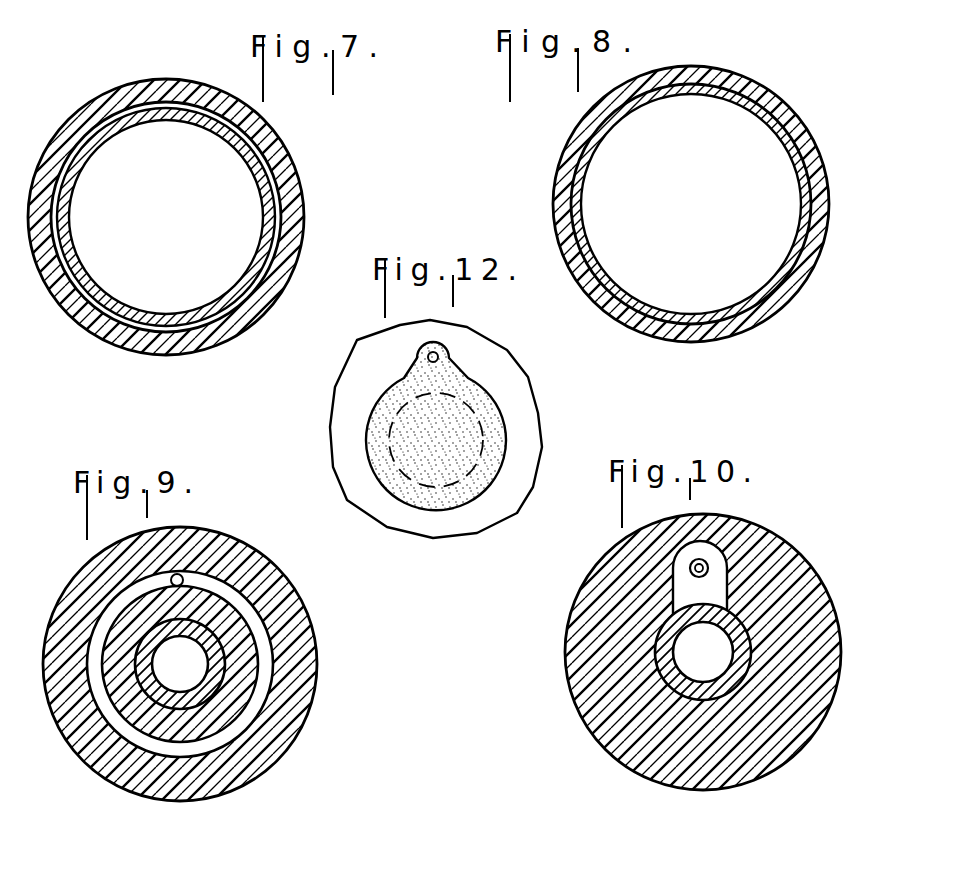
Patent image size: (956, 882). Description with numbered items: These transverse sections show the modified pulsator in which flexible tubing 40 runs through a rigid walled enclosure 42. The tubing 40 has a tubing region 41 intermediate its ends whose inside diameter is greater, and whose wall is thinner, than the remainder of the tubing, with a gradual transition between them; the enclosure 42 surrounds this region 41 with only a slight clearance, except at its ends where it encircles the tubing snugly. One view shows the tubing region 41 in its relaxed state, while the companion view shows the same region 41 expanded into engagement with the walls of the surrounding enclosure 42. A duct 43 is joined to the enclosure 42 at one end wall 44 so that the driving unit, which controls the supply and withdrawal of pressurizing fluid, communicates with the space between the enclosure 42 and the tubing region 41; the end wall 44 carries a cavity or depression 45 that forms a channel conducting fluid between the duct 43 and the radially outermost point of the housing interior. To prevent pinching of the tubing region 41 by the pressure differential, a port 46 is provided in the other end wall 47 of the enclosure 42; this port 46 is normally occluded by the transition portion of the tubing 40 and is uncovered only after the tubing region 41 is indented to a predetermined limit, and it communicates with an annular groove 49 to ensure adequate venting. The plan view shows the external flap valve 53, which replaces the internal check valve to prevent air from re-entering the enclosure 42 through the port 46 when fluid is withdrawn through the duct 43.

In FIG. 9, the flexible tubing 40 is at (205, 692).
In FIG. 10, the flexible tubing 40 is at (657, 638).
In FIG. 7, the tubing region 41 is at (258, 183).
In FIG. 8, the tubing region 41 is at (580, 190).
In FIG. 7, the rigid walled enclosure 42 is at (300, 202).
In FIG. 8, the rigid walled enclosure 42 is at (567, 143).
In FIG. 10, the duct 43 is at (697, 560).
In FIG. 10, the end wall 44 is at (817, 592).
In FIG. 10, the cavity or depression 45 is at (720, 558).
In FIG. 9, the port 46 is at (186, 576).
In FIG. 12, the end wall 47 is at (525, 460).
In FIG. 9, the end wall 47 is at (302, 643).
In FIG. 9, the annular groove 49 is at (263, 690).
In FIG. 12, the external flap valve 53 is at (505, 418).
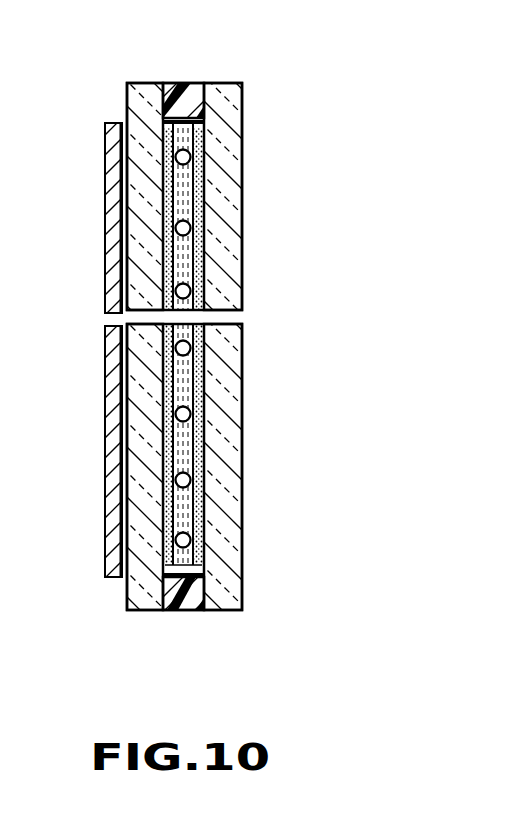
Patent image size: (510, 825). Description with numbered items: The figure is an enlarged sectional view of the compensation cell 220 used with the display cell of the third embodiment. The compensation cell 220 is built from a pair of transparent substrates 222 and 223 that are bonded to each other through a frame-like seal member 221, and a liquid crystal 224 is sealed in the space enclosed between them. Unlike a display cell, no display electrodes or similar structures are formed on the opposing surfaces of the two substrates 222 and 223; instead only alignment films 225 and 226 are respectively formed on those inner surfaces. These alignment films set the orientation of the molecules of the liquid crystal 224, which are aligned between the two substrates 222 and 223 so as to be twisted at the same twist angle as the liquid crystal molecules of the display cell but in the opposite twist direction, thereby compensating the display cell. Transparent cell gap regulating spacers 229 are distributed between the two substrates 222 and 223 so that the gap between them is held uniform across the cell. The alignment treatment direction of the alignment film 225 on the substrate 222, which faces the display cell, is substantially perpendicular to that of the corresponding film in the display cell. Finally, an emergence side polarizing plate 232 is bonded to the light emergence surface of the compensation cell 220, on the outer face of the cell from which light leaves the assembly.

The compensation cell 220 is at (258, 575).
The frame-like seal member 221 is at (175, 85).
The transparent substrate 222 is at (240, 98).
The transparent substrate 223 is at (127, 90).
The liquid crystal 224 is at (188, 245).
The alignment film 225 is at (203, 352).
The alignment film 226 is at (167, 458).
The cell gap regulating spacers 229 is at (175, 226).
The emergence side polarizing plate 232 is at (112, 372).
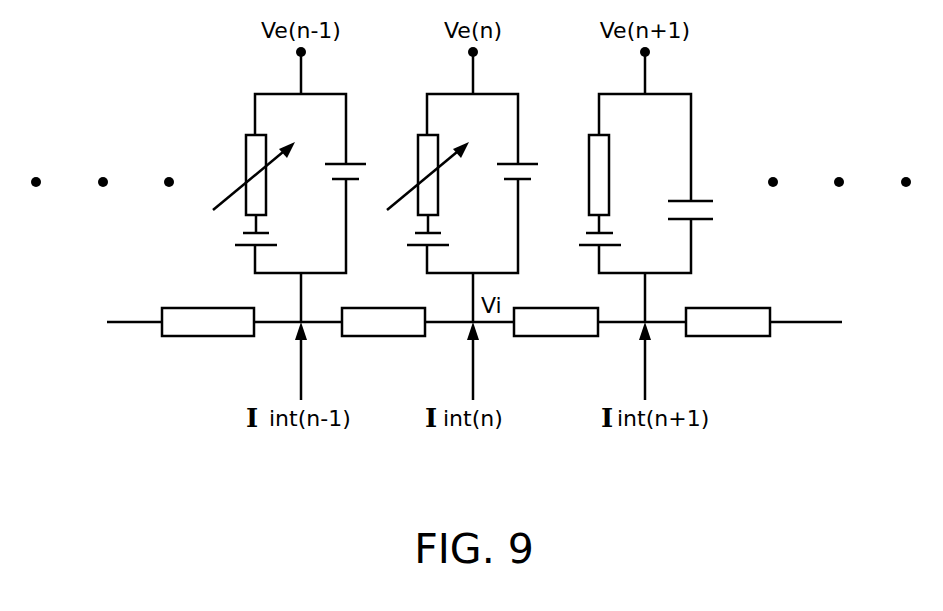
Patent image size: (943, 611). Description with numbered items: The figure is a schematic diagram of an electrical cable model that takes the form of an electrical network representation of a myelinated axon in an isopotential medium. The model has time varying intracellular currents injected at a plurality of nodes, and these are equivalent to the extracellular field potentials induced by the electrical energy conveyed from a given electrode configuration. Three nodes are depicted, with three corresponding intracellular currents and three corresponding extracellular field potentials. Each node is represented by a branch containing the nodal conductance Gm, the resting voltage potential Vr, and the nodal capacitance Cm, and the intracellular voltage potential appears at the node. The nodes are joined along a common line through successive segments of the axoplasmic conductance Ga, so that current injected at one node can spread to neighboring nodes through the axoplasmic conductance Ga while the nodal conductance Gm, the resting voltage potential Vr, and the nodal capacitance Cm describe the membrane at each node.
****
> _Exercise goal_
Recast the entire listing above as a JSON list of strings, one string per line. Leave out the blank lines and the pictures.

> _Output for this exercise_
[
  "Patent image size: (956, 882). Description with numbered items: These transverse sections show the modified pulsator in which flexible tubing 40 runs through a rigid walled enclosure 42. The tubing 40 has a tubing region 41 intermediate its ends whose inside diameter is greater, and whose wall is thinner, than the remainder of the tubing, with a gradual transition between them; the enclosure 42 surrounds this region 41 with only a slight clearance, except at its ends where it encircles the tubing snugly. One view shows the tubing region 41 in its relaxed state, while the companion view shows the same region 41 expanded into engagement with the walls of the surrounding enclosure 42. A duct 43 is joined to the enclosure 42 at one end wall 44 so that the driving unit, which controls the supply and withdrawal of pressurizing fluid, communicates with the space between the enclosure 42 and the tubing region 41; the end wall 44 carries a cavity or depression 45 that forms a channel conducting fluid between the duct 43 and the radially outermost point of the housing interior. To prevent pinching of the tubing region 41 by the pressure differential, a port 46 is provided in the other end wall 47 of the enclosure 42; this port 46 is normally occluded by the transition portion of the tubing 40 and is uncovered only after the tubing region 41 is indented to a predetermined limit, and it communicates with an annular groove 49 to ensure adequate venting. The plan view shows the external flap valve 53, which replaces the internal check valve to prevent air from re-entering the enclosure 42 through the port 46 when fluid is withdrawn through the duct 43.",
  "In FIG. 9, the flexible tubing 40 is at (205, 692).",
  "In FIG. 10, the flexible tubing 40 is at (657, 638).",
  "In FIG. 7, the tubing region 41 is at (258, 183).",
  "In FIG. 8, the tubing region 41 is at (580, 190).",
  "In FIG. 7, the rigid walled enclosure 42 is at (300, 202).",
  "In FIG. 8, the rigid walled enclosure 42 is at (567, 143).",
  "In FIG. 10, the duct 43 is at (697, 560).",
  "In FIG. 10, the end wall 44 is at (817, 592).",
  "In FIG. 10, the cavity or depression 45 is at (720, 558).",
  "In FIG. 9, the port 46 is at (186, 576).",
  "In FIG. 12, the end wall 47 is at (525, 460).",
  "In FIG. 9, the end wall 47 is at (302, 643).",
  "In FIG. 9, the annular groove 49 is at (263, 690).",
  "In FIG. 12, the external flap valve 53 is at (505, 418).",
  "Patent image size: (510, 825). Description with numbered items: The figure is an enlarged sectional view of the compensation cell 220 used with the display cell of the third embodiment. The compensation cell 220 is built from a pair of transparent substrates 222 and 223 that are bonded to each other through a frame-like seal member 221, and a liquid crystal 224 is sealed in the space enclosed between them. Unlike a display cell, no display electrodes or similar structures are formed on the opposing surfaces of the two substrates 222 and 223; instead only alignment films 225 and 226 are respectively formed on those inner surfaces. These alignment films set the orientation of the molecules of the liquid crystal 224, which are aligned between the two substrates 222 and 223 so as to be twisted at the same twist angle as the liquid crystal molecules of the display cell but in the opposite twist direction, thereby compensating the display cell. Transparent cell gap regulating spacers 229 are distributed between the two substrates 222 and 223 so that the gap between them is held uniform across the cell. The alignment treatment direction of the alignment film 225 on the substrate 222, which faces the display cell, is substantially perpendicular to that of the corresponding film in the display cell. Finally, an emergence side polarizing plate 232 is bonded to the light emergence surface of the compensation cell 220, on the outer face of the cell from which light leaves the assembly.",
  "The compensation cell 220 is at (258, 575).",
  "The frame-like seal member 221 is at (175, 85).",
  "The transparent substrate 222 is at (240, 98).",
  "The transparent substrate 223 is at (127, 90).",
  "The liquid crystal 224 is at (188, 245).",
  "The alignment film 225 is at (203, 352).",
  "The alignment film 226 is at (167, 458).",
  "The cell gap regulating spacers 229 is at (175, 226).",
  "The emergence side polarizing plate 232 is at (112, 372).",
  "Patent image size: (943, 611). Description with numbered items: The figure is a schematic diagram of an electrical cable model that takes the form of an electrical network representation of a myelinated axon in an isopotential medium. The model has time varying intracellular currents injected at a plurality of nodes, and these are equivalent to the extracellular field potentials induced by the electrical energy conveyed from a given electrode configuration. Three nodes are depicted, with three corresponding intracellular currents and three corresponding extracellular field potentials. Each node is represented by a branch containing the nodal conductance Gm, the resting voltage potential Vr, and the nodal capacitance Cm, and the intracellular voltage potential appears at the node. The nodes are joined along a common line through successive segments of the axoplasmic conductance Ga, so that current injected at one node can spread to neighboring nodes through the axoplasmic conductance Ga while the nodal conductance Gm, the resting voltage potential Vr, and the nodal capacitance Cm describe the membrane at each node."
]